#### [Your task]
Answer with one number: the count of lines in the listing below that hold the word "κανονική".

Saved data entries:
==*==

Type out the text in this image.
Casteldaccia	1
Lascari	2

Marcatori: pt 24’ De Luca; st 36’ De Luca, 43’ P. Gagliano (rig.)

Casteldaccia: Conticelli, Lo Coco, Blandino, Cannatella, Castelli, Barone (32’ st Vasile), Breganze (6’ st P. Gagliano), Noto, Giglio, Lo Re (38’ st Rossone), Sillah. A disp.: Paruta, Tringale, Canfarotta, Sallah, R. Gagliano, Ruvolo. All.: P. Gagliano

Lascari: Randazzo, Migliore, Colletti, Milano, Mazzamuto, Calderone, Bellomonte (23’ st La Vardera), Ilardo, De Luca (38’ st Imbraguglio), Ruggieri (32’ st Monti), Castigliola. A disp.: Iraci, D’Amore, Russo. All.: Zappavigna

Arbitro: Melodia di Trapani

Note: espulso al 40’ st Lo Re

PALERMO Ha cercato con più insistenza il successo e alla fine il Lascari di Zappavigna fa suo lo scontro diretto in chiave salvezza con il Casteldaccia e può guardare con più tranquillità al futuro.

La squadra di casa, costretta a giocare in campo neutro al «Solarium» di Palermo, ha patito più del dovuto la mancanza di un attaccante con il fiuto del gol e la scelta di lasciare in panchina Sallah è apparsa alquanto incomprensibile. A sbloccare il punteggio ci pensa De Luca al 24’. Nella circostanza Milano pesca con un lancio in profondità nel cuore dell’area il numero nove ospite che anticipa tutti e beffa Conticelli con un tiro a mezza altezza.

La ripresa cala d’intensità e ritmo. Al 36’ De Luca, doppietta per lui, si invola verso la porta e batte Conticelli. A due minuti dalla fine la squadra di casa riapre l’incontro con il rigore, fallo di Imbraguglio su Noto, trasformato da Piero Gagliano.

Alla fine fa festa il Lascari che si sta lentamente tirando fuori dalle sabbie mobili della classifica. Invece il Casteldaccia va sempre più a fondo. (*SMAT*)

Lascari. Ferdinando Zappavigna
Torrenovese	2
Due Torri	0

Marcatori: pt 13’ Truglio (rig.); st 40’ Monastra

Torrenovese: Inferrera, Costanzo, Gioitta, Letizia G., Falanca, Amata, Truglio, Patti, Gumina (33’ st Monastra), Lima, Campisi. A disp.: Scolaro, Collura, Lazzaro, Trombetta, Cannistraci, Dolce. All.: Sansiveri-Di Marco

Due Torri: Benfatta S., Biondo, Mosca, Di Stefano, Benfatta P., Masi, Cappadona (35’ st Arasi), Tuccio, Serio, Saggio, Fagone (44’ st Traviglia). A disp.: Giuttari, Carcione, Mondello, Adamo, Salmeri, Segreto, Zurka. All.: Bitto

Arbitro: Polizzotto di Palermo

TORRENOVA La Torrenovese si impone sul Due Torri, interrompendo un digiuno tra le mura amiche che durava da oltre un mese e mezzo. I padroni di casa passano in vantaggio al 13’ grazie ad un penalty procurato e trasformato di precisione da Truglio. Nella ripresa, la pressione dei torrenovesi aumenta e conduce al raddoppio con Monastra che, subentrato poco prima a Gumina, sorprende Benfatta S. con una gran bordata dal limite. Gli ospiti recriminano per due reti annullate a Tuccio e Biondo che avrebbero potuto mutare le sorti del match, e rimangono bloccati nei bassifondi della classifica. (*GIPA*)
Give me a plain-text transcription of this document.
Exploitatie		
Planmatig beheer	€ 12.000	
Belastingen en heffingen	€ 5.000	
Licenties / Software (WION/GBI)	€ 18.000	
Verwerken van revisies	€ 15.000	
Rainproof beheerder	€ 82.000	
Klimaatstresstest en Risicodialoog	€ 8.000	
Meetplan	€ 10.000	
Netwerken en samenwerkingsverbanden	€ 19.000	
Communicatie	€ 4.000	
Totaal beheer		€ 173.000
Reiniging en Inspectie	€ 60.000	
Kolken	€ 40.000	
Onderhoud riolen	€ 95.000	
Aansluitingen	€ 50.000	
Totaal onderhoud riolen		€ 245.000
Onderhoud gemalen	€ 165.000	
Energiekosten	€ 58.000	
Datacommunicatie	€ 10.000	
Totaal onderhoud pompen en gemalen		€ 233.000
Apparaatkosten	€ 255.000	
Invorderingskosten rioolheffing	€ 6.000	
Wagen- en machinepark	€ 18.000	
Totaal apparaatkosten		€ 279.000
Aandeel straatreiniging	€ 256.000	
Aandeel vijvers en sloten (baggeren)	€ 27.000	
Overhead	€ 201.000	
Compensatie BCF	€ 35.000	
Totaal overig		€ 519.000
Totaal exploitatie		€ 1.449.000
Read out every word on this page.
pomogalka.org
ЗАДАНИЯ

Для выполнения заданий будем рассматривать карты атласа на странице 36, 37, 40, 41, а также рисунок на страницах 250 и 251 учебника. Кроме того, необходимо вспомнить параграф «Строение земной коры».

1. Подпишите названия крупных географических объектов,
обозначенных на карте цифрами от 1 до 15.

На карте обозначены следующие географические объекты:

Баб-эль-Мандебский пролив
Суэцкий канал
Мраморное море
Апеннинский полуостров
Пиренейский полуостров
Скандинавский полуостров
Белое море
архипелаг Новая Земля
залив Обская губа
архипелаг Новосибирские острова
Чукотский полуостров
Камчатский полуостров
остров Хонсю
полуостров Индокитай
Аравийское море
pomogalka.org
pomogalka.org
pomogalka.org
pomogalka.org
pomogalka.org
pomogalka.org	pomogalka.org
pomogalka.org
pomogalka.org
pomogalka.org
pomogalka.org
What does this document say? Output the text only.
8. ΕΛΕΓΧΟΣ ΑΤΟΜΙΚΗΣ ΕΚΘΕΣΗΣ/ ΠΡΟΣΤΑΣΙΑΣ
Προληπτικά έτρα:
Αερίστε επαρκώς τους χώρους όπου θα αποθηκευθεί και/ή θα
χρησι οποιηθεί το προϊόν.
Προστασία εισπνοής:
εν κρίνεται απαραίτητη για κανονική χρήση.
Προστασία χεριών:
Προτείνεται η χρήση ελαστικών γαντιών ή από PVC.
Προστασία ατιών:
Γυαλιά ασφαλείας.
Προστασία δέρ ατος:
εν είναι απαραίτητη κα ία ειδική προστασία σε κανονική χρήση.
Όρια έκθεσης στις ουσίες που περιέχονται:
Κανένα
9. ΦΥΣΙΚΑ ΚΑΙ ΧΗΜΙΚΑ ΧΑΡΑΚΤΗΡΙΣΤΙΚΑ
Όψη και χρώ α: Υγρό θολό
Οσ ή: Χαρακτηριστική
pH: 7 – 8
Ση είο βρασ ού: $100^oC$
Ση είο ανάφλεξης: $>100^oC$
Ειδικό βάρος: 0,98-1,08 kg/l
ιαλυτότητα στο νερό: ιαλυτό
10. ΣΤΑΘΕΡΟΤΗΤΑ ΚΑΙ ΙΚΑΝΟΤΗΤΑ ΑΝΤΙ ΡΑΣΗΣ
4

==*==

#### [Task output]
2